Prompt - Search the listing for the string "природы" and copy every line that contains it.

Dataset items -
--------------------------------
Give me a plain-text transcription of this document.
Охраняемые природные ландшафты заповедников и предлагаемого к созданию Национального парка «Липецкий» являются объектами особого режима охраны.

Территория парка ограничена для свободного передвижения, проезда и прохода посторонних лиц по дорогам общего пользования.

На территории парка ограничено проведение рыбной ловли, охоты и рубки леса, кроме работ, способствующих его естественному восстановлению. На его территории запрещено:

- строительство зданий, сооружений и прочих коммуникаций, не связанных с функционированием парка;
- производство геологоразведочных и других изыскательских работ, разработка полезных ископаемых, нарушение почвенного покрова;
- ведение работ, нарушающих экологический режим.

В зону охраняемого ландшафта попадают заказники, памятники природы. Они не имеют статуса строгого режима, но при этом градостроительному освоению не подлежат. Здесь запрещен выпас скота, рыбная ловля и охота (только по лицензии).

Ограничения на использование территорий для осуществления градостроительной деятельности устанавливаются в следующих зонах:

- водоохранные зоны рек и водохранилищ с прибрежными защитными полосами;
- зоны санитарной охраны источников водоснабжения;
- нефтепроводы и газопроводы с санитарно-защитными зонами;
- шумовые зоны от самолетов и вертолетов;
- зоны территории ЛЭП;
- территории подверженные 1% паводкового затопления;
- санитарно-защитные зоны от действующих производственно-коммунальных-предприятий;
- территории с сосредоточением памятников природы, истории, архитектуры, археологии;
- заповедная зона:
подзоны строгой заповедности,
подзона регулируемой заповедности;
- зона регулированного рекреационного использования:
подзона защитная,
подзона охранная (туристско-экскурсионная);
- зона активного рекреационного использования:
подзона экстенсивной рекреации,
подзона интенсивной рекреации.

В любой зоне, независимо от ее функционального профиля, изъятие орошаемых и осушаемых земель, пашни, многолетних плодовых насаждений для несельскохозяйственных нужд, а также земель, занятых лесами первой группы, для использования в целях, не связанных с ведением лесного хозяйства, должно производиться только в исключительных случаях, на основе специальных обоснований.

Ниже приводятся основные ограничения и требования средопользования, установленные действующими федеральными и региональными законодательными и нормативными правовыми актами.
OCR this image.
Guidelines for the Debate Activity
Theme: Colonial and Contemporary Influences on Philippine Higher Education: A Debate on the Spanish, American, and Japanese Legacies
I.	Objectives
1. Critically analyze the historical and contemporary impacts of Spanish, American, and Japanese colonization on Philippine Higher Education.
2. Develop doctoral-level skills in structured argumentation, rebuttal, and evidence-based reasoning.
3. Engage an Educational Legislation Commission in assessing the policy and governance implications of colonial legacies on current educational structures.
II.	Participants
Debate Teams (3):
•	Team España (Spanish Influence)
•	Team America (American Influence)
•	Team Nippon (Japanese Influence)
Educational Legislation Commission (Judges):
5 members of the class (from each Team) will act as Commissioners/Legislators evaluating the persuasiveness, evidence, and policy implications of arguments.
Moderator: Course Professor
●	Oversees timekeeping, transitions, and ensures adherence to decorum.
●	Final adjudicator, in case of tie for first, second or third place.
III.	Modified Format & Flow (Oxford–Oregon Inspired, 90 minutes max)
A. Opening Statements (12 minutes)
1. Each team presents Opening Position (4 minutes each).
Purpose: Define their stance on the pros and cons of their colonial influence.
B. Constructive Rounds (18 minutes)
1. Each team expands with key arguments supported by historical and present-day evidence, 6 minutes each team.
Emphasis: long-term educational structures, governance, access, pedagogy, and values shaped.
--------------------------------
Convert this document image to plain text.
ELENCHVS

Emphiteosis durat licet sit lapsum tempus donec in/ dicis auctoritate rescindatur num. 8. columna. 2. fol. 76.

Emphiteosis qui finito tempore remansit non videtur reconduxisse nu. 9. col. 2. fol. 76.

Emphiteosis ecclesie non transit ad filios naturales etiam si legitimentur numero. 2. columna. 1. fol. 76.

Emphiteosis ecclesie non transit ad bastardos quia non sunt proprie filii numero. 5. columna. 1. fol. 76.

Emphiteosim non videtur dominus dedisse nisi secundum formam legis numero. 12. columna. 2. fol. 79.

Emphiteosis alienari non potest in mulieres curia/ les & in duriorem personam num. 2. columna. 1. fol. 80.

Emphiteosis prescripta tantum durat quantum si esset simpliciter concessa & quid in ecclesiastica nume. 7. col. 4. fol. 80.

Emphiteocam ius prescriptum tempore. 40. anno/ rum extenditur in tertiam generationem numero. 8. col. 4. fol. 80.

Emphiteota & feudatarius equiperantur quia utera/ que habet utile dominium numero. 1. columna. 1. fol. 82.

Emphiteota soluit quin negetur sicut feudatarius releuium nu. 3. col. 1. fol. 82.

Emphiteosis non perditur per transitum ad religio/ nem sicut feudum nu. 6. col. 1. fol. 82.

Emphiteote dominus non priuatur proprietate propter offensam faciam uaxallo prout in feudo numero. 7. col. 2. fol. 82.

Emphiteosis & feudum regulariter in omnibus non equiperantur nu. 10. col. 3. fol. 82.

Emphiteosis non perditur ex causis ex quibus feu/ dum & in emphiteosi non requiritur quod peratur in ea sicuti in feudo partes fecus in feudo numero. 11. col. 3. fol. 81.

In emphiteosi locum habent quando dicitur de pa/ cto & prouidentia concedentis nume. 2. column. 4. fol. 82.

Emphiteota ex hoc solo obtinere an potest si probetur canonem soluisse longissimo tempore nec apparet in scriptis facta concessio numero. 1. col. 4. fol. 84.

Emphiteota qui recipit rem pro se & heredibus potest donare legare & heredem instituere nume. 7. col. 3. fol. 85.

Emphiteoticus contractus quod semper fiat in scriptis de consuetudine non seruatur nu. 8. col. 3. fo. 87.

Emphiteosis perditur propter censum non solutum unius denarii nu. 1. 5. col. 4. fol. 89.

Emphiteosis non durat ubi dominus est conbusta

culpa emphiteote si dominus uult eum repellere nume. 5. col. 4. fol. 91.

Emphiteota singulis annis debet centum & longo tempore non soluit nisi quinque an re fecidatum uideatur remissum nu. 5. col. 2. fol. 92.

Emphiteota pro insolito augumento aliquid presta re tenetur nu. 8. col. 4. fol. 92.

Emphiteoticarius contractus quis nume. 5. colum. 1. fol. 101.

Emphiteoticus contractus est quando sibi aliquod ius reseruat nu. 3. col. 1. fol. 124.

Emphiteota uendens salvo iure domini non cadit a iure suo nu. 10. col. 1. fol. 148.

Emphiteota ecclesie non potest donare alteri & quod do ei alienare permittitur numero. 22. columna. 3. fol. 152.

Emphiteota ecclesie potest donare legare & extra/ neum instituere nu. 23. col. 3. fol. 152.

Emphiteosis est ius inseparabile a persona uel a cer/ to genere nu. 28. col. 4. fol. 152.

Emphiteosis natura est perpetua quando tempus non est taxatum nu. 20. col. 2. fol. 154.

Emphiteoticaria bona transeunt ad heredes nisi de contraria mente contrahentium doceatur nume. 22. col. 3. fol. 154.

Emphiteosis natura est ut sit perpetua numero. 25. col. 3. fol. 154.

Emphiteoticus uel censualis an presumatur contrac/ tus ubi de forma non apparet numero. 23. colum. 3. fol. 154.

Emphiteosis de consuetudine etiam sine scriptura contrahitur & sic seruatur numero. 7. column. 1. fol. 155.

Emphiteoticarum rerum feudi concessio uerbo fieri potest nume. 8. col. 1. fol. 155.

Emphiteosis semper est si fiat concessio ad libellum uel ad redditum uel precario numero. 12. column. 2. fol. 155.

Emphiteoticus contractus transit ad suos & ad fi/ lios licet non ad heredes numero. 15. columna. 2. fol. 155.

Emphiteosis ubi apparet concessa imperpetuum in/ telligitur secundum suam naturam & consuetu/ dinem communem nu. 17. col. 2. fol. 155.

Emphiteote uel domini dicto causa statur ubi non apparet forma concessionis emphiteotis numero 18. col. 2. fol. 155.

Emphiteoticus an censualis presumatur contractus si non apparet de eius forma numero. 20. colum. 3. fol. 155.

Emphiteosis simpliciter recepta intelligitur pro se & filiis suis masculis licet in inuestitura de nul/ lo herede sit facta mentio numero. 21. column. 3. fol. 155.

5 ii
--------------------------------
Written response -
В зону охраняемого ландшафта попадают заказники, памятники природы. Они не имеют статуса строгого режима, но при этом градостроительному освоению не подлежат. Здесь запрещен выпас скота, рыбная ловля и охота (только по лицензии).
- территории с сосредоточением памятников природы, истории, архитектуры, археологии;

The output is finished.